— AIM —
Scan the records for the word "xlabel". Copy each line that includes it.

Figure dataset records

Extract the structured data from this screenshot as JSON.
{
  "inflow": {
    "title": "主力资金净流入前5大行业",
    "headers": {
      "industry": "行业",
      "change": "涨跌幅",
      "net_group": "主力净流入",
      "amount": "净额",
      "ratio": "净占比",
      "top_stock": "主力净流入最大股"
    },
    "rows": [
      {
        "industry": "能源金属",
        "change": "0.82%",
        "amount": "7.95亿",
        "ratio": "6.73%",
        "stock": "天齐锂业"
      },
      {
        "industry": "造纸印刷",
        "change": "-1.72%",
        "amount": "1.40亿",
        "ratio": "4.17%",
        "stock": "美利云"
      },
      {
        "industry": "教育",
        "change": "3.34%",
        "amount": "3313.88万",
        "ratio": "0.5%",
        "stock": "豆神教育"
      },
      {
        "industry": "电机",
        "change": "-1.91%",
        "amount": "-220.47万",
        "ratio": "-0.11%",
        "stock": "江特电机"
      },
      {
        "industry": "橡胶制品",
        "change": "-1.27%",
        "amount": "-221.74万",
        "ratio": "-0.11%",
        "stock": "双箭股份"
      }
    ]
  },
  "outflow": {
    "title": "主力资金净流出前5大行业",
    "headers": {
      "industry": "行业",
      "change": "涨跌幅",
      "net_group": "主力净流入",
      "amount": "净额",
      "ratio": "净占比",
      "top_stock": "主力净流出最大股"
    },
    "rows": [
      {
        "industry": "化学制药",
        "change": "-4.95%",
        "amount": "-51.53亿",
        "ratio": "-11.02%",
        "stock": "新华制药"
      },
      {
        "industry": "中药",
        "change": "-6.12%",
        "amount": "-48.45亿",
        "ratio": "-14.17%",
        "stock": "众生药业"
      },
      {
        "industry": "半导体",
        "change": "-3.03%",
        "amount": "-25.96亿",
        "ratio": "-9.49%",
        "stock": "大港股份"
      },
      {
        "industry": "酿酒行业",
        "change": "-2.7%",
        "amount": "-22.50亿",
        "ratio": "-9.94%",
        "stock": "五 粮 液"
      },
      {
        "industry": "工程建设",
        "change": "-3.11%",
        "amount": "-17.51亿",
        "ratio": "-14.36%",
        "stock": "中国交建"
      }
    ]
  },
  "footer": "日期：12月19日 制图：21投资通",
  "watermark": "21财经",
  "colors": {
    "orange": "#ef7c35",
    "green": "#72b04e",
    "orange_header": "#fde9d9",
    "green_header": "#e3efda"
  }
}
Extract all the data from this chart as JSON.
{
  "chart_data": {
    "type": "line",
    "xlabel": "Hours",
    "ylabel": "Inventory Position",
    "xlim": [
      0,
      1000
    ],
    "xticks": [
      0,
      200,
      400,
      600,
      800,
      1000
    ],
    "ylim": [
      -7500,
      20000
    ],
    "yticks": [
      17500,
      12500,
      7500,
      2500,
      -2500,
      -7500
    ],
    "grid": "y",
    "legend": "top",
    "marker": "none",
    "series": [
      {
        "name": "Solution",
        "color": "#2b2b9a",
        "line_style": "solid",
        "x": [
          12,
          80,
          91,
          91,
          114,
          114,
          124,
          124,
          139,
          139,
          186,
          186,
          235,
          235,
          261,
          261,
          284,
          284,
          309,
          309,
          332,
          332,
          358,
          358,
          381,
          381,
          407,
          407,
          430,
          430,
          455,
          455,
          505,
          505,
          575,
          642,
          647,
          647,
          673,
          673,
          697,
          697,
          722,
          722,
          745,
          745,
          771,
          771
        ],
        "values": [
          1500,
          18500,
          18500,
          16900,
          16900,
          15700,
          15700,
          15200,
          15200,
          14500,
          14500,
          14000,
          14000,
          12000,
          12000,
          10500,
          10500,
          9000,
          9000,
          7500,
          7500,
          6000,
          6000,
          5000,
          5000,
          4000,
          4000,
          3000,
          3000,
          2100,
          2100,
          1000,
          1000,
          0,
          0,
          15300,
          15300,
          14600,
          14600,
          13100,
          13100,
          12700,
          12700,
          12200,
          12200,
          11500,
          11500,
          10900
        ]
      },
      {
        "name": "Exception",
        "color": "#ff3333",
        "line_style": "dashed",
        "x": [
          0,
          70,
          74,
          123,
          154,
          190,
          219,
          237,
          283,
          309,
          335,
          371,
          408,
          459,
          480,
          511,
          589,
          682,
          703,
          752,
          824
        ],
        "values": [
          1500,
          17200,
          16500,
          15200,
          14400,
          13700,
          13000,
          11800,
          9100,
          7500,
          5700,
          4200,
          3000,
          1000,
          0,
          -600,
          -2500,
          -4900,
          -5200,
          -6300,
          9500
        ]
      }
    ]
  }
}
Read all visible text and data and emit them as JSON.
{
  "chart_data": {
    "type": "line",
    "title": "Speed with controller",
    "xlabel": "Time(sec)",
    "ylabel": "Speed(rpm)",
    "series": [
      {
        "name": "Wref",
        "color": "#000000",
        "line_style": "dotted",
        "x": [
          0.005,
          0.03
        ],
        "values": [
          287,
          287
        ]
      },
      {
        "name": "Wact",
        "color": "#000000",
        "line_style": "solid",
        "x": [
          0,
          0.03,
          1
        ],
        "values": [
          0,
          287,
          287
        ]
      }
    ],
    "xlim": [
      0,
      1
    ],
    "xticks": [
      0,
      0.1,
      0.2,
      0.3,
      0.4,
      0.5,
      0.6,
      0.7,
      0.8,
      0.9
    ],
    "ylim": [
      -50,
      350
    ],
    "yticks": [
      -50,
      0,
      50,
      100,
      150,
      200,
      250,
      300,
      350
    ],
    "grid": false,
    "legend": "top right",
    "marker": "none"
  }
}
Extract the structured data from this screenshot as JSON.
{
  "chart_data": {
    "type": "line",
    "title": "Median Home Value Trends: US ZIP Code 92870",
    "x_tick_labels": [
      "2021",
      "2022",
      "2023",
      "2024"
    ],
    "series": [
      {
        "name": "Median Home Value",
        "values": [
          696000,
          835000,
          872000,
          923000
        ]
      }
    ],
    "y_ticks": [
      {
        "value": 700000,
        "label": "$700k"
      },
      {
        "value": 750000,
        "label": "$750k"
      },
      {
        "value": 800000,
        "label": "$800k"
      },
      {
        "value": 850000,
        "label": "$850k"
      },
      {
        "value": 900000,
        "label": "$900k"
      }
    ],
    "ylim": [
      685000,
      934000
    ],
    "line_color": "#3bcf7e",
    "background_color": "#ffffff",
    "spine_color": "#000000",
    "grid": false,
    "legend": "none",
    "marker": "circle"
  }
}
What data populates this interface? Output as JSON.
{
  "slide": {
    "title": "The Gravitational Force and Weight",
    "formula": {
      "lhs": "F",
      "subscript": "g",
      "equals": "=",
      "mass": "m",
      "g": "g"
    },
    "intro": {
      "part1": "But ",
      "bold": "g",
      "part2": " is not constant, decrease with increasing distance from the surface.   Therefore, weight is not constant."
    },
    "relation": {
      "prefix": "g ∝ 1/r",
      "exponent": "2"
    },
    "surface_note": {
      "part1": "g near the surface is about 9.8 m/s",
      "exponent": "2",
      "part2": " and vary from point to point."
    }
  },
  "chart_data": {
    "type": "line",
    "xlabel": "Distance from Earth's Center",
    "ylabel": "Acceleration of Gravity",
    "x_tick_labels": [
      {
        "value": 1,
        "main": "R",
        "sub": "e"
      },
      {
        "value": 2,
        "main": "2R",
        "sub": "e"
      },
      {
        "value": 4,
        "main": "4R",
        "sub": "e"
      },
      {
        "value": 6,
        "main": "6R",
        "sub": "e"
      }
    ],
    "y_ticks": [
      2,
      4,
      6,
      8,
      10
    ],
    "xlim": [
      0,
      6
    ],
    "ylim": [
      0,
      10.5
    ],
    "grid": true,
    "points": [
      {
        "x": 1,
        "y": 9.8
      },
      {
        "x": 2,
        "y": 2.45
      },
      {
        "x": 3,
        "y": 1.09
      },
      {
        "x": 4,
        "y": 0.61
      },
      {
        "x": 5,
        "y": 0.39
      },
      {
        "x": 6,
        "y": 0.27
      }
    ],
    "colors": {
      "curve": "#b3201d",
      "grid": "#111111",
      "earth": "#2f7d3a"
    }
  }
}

— ANSWER TO THE TASK —
    "xlabel": "Hours",
    "xlabel": "Time(sec)",
    "xlabel": "Distance from Earth's Center",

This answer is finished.